--- Provided records ---

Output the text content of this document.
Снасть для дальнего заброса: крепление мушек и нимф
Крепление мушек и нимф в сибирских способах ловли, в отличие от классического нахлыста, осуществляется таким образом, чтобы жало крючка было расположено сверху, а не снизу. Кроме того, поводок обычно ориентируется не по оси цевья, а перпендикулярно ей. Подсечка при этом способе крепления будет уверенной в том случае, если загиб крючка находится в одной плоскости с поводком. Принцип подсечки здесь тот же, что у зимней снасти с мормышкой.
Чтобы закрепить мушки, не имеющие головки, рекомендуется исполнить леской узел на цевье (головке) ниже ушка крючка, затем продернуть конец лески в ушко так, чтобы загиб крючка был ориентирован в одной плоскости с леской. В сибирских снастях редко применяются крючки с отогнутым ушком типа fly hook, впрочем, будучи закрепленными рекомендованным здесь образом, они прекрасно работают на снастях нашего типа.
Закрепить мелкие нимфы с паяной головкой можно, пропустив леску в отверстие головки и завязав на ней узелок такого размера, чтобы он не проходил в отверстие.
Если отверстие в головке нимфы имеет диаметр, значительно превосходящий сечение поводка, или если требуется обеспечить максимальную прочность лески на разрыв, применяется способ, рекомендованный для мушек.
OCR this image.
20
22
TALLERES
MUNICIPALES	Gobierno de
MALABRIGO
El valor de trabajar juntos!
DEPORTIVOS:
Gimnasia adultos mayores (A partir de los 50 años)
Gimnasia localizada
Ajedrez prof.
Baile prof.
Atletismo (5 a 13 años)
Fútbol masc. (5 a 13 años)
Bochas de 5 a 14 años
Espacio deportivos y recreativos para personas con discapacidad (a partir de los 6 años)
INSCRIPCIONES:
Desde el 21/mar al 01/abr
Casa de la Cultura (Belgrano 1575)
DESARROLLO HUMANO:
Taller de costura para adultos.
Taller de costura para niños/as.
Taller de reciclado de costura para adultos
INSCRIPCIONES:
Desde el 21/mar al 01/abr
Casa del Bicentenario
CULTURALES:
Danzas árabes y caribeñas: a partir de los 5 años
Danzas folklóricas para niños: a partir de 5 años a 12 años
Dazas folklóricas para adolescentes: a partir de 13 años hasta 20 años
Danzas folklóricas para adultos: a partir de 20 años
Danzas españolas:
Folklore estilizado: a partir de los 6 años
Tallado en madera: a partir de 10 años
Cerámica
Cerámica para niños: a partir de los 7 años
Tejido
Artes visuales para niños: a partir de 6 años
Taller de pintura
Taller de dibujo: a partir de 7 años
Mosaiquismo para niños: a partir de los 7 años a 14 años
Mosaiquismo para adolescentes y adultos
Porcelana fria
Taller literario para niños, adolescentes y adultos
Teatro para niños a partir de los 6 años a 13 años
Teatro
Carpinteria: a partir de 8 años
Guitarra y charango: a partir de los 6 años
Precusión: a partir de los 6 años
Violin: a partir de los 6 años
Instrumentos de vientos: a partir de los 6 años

---

What you need to do: What are the lines from the one with "OCR this image." through the last line of the records above? Quote them exactly and add nothing.

Solution to this problem:
OCR this image.
20
22
TALLERES
MUNICIPALES	Gobierno de
MALABRIGO
El valor de trabajar juntos!
DEPORTIVOS:
Gimnasia adultos mayores (A partir de los 50 años)
Gimnasia localizada
Ajedrez prof.
Baile prof.
Atletismo (5 a 13 años)
Fútbol masc. (5 a 13 años)
Bochas de 5 a 14 años
Espacio deportivos y recreativos para personas con discapacidad (a partir de los 6 años)
INSCRIPCIONES:
Desde el 21/mar al 01/abr
Casa de la Cultura (Belgrano 1575)
DESARROLLO HUMANO:
Taller de costura para adultos.
Taller de costura para niños/as.
Taller de reciclado de costura para adultos
INSCRIPCIONES:
Desde el 21/mar al 01/abr
Casa del Bicentenario
CULTURALES:
Danzas árabes y caribeñas: a partir de los 5 años
Danzas folklóricas para niños: a partir de 5 años a 12 años
Dazas folklóricas para adolescentes: a partir de 13 años hasta 20 años
Danzas folklóricas para adultos: a partir de 20 años
Danzas españolas:
Folklore estilizado: a partir de los 6 años
Tallado en madera: a partir de 10 años
Cerámica
Cerámica para niños: a partir de los 7 años
Tejido
Artes visuales para niños: a partir de 6 años
Taller de pintura
Taller de dibujo: a partir de 7 años
Mosaiquismo para niños: a partir de los 7 años a 14 años
Mosaiquismo para adolescentes y adultos
Porcelana fria
Taller literario para niños, adolescentes y adultos
Teatro para niños a partir de los 6 años a 13 años
Teatro
Carpinteria: a partir de 8 años
Guitarra y charango: a partir de los 6 años
Precusión: a partir de los 6 años
Violin: a partir de los 6 años
Instrumentos de vientos: a partir de los 6 años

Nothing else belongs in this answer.